→ PROBLEM TO SOLVE
Repeat each record exactly as written, and drop any images.

→ EXTRACTED DATA
--- Begin ---
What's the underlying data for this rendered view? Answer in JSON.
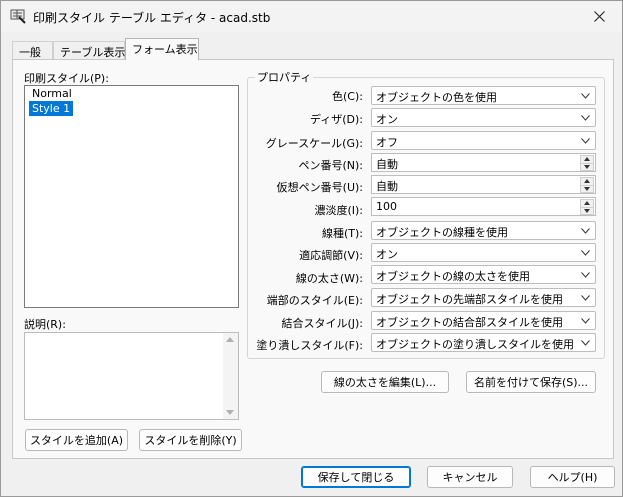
{
  "window": {
    "title": "印刷スタイル テーブル エディタ - acad.stb"
  },
  "tabs": [
    {
      "label": "一般"
    },
    {
      "label": "テーブル表示"
    },
    {
      "label": "フォーム表示"
    }
  ],
  "styles_panel": {
    "label": "印刷スタイル(P):",
    "items": [
      "Normal",
      "Style 1"
    ],
    "selected": "Style 1",
    "description_label": "説明(R):",
    "description_value": "",
    "add_button": "スタイルを追加(A)",
    "delete_button": "スタイルを削除(Y)"
  },
  "properties": {
    "group_title": "プロパティ",
    "rows": [
      {
        "label": "色(C):",
        "value": "オブジェクトの色を使用",
        "control": "combo"
      },
      {
        "label": "ディザ(D):",
        "value": "オン",
        "control": "combo"
      },
      {
        "label": "グレースケール(G):",
        "value": "オフ",
        "control": "combo"
      },
      {
        "label": "ペン番号(N):",
        "value": "自動",
        "control": "spin"
      },
      {
        "label": "仮想ペン番号(U):",
        "value": "自動",
        "control": "spin"
      },
      {
        "label": "濃淡度(I):",
        "value": "100",
        "control": "spin"
      },
      {
        "label": "線種(T):",
        "value": "オブジェクトの線種を使用",
        "control": "combo"
      },
      {
        "label": "適応調節(V):",
        "value": "オン",
        "control": "combo"
      },
      {
        "label": "線の太さ(W):",
        "value": "オブジェクトの線の太さを使用",
        "control": "combo"
      },
      {
        "label": "端部のスタイル(E):",
        "value": "オブジェクトの先端部スタイルを使用",
        "control": "combo"
      },
      {
        "label": "結合スタイル(J):",
        "value": "オブジェクトの結合部スタイルを使用",
        "control": "combo"
      },
      {
        "label": "塗り潰しスタイル(F):",
        "value": "オブジェクトの塗り潰しスタイルを使用",
        "control": "combo"
      }
    ],
    "edit_lineweights_button": "線の太さを編集(L)...",
    "save_as_button": "名前を付けて保存(S)..."
  },
  "footer": {
    "save_close_button": "保存して閉じる",
    "cancel_button": "キャンセル",
    "help_button": "ヘルプ(H)"
  },
  "colors": {
    "accent": "#0078d7",
    "selection": "#0078d7"
  }
}
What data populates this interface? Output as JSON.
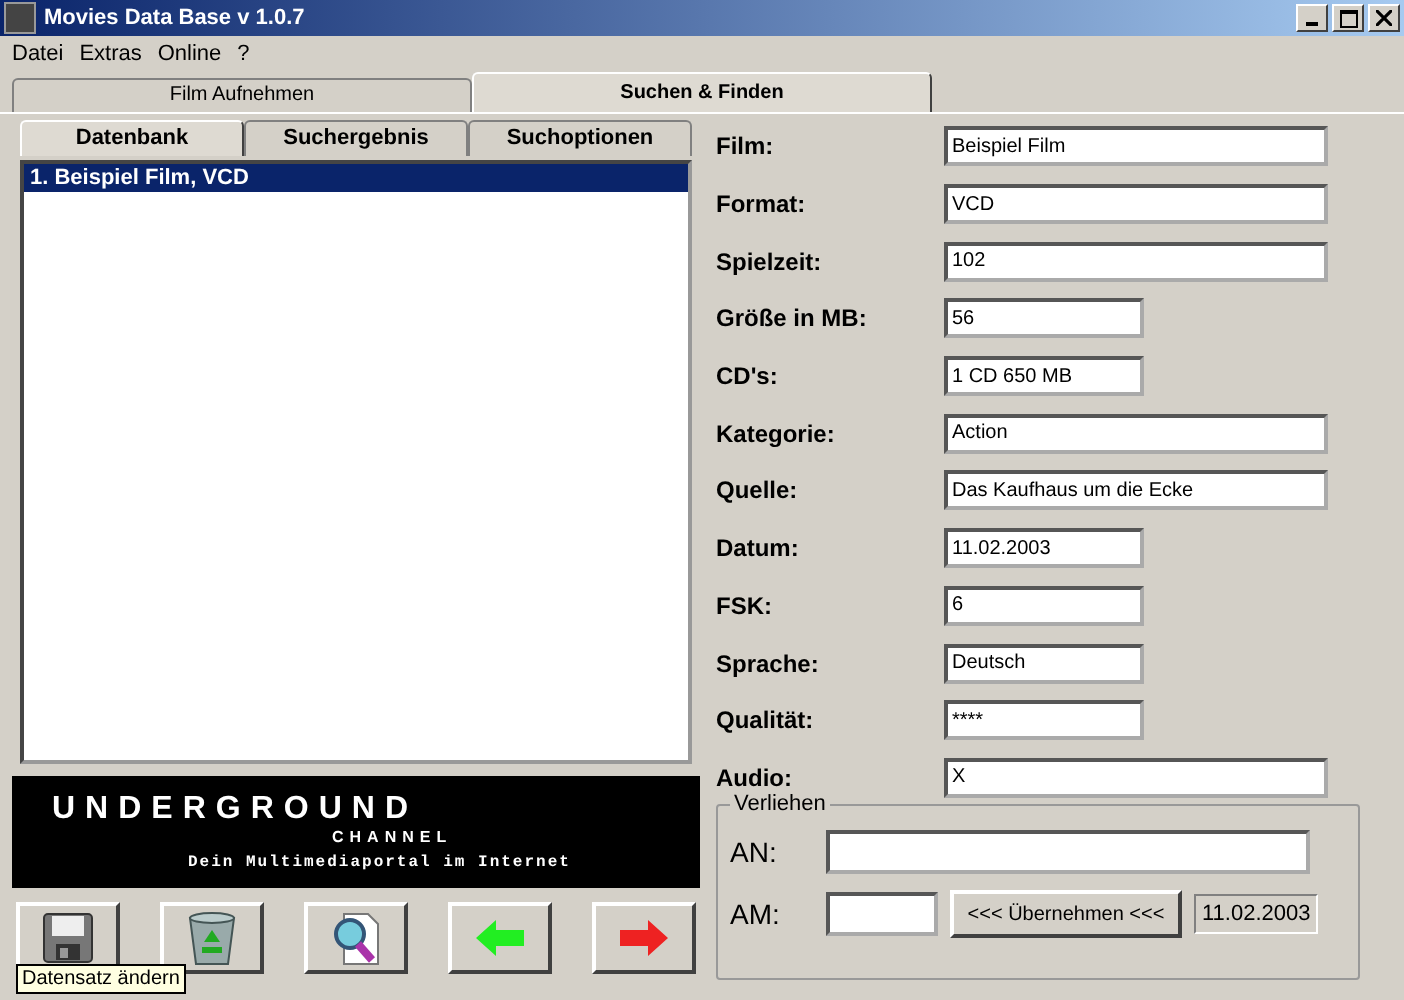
{
  "window": {
    "title": "Movies Data Base v 1.0.7"
  },
  "menu": [
    "Datei",
    "Extras",
    "Online",
    "?"
  ],
  "tabs": [
    {
      "label": "Film Aufnehmen",
      "selected": false
    },
    {
      "label": "Suchen & Finden",
      "selected": true
    }
  ],
  "subtabs": [
    {
      "label": "Datenbank",
      "selected": true
    },
    {
      "label": "Suchergebnis",
      "selected": false
    },
    {
      "label": "Suchoptionen",
      "selected": false
    }
  ],
  "list": [
    {
      "text": "1. Beispiel Film, VCD",
      "selected": true
    }
  ],
  "banner": {
    "title": "UNDERGROUND",
    "subtitle": "CHANNEL",
    "slogan": "Dein Multimediaportal im Internet"
  },
  "toolbar": [
    {
      "kind": "save"
    },
    {
      "kind": "recycle"
    },
    {
      "kind": "search"
    },
    {
      "kind": "back"
    },
    {
      "kind": "forward"
    }
  ],
  "tooltip": "Datensatz ändern",
  "fields": [
    {
      "label": "Film:",
      "value": "Beispiel Film",
      "kind": "wide"
    },
    {
      "label": "Format:",
      "value": "VCD",
      "kind": "wide"
    },
    {
      "label": "Spielzeit:",
      "value": "102",
      "kind": "wide"
    },
    {
      "label": "Größe in MB:",
      "value": "56",
      "kind": "short"
    },
    {
      "label": "CD's:",
      "value": "1 CD 650 MB",
      "kind": "short"
    },
    {
      "label": "Kategorie:",
      "value": "Action",
      "kind": "wide"
    },
    {
      "label": "Quelle:",
      "value": "Das Kaufhaus um die Ecke",
      "kind": "wide"
    },
    {
      "label": "Datum:",
      "value": "11.02.2003",
      "kind": "short"
    },
    {
      "label": "FSK:",
      "value": "6",
      "kind": "short"
    },
    {
      "label": "Sprache:",
      "value": "Deutsch",
      "kind": "short"
    },
    {
      "label": "Qualität:",
      "value": "****",
      "kind": "short"
    },
    {
      "label": "Audio:",
      "value": "X",
      "kind": "wide"
    }
  ],
  "lending": {
    "title": "Verliehen",
    "to_label": "AN:",
    "at_label": "AM:",
    "button": "<<< Übernehmen <<<",
    "date": "11.02.2003"
  }
}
--- End ---
→ PROBLEM SOLUTION
What's the underlying data for this rendered view? Answer in JSON.
{
  "window": {
    "title": "印刷スタイル テーブル エディタ - acad.stb"
  },
  "tabs": [
    {
      "label": "一般"
    },
    {
      "label": "テーブル表示"
    },
    {
      "label": "フォーム表示"
    }
  ],
  "styles_panel": {
    "label": "印刷スタイル(P):",
    "items": [
      "Normal",
      "Style 1"
    ],
    "selected": "Style 1",
    "description_label": "説明(R):",
    "description_value": "",
    "add_button": "スタイルを追加(A)",
    "delete_button": "スタイルを削除(Y)"
  },
  "properties": {
    "group_title": "プロパティ",
    "rows": [
      {
        "label": "色(C):",
        "value": "オブジェクトの色を使用",
        "control": "combo"
      },
      {
        "label": "ディザ(D):",
        "value": "オン",
        "control": "combo"
      },
      {
        "label": "グレースケール(G):",
        "value": "オフ",
        "control": "combo"
      },
      {
        "label": "ペン番号(N):",
        "value": "自動",
        "control": "spin"
      },
      {
        "label": "仮想ペン番号(U):",
        "value": "自動",
        "control": "spin"
      },
      {
        "label": "濃淡度(I):",
        "value": "100",
        "control": "spin"
      },
      {
        "label": "線種(T):",
        "value": "オブジェクトの線種を使用",
        "control": "combo"
      },
      {
        "label": "適応調節(V):",
        "value": "オン",
        "control": "combo"
      },
      {
        "label": "線の太さ(W):",
        "value": "オブジェクトの線の太さを使用",
        "control": "combo"
      },
      {
        "label": "端部のスタイル(E):",
        "value": "オブジェクトの先端部スタイルを使用",
        "control": "combo"
      },
      {
        "label": "結合スタイル(J):",
        "value": "オブジェクトの結合部スタイルを使用",
        "control": "combo"
      },
      {
        "label": "塗り潰しスタイル(F):",
        "value": "オブジェクトの塗り潰しスタイルを使用",
        "control": "combo"
      }
    ],
    "edit_lineweights_button": "線の太さを編集(L)...",
    "save_as_button": "名前を付けて保存(S)..."
  },
  "footer": {
    "save_close_button": "保存して閉じる",
    "cancel_button": "キャンセル",
    "help_button": "ヘルプ(H)"
  },
  "colors": {
    "accent": "#0078d7",
    "selection": "#0078d7"
  }
}
What data populates this interface? Output as JSON.
{
  "window": {
    "title": "Movies Data Base v 1.0.7"
  },
  "menu": [
    "Datei",
    "Extras",
    "Online",
    "?"
  ],
  "tabs": [
    {
      "label": "Film Aufnehmen",
      "selected": false
    },
    {
      "label": "Suchen & Finden",
      "selected": true
    }
  ],
  "subtabs": [
    {
      "label": "Datenbank",
      "selected": true
    },
    {
      "label": "Suchergebnis",
      "selected": false
    },
    {
      "label": "Suchoptionen",
      "selected": false
    }
  ],
  "list": [
    {
      "text": "1. Beispiel Film, VCD",
      "selected": true
    }
  ],
  "banner": {
    "title": "UNDERGROUND",
    "subtitle": "CHANNEL",
    "slogan": "Dein Multimediaportal im Internet"
  },
  "toolbar": [
    {
      "kind": "save"
    },
    {
      "kind": "recycle"
    },
    {
      "kind": "search"
    },
    {
      "kind": "back"
    },
    {
      "kind": "forward"
    }
  ],
  "tooltip": "Datensatz ändern",
  "fields": [
    {
      "label": "Film:",
      "value": "Beispiel Film",
      "kind": "wide"
    },
    {
      "label": "Format:",
      "value": "VCD",
      "kind": "wide"
    },
    {
      "label": "Spielzeit:",
      "value": "102",
      "kind": "wide"
    },
    {
      "label": "Größe in MB:",
      "value": "56",
      "kind": "short"
    },
    {
      "label": "CD's:",
      "value": "1 CD 650 MB",
      "kind": "short"
    },
    {
      "label": "Kategorie:",
      "value": "Action",
      "kind": "wide"
    },
    {
      "label": "Quelle:",
      "value": "Das Kaufhaus um die Ecke",
      "kind": "wide"
    },
    {
      "label": "Datum:",
      "value": "11.02.2003",
      "kind": "short"
    },
    {
      "label": "FSK:",
      "value": "6",
      "kind": "short"
    },
    {
      "label": "Sprache:",
      "value": "Deutsch",
      "kind": "short"
    },
    {
      "label": "Qualität:",
      "value": "****",
      "kind": "short"
    },
    {
      "label": "Audio:",
      "value": "X",
      "kind": "wide"
    }
  ],
  "lending": {
    "title": "Verliehen",
    "to_label": "AN:",
    "at_label": "AM:",
    "button": "<<< Übernehmen <<<",
    "date": "11.02.2003"
  }
}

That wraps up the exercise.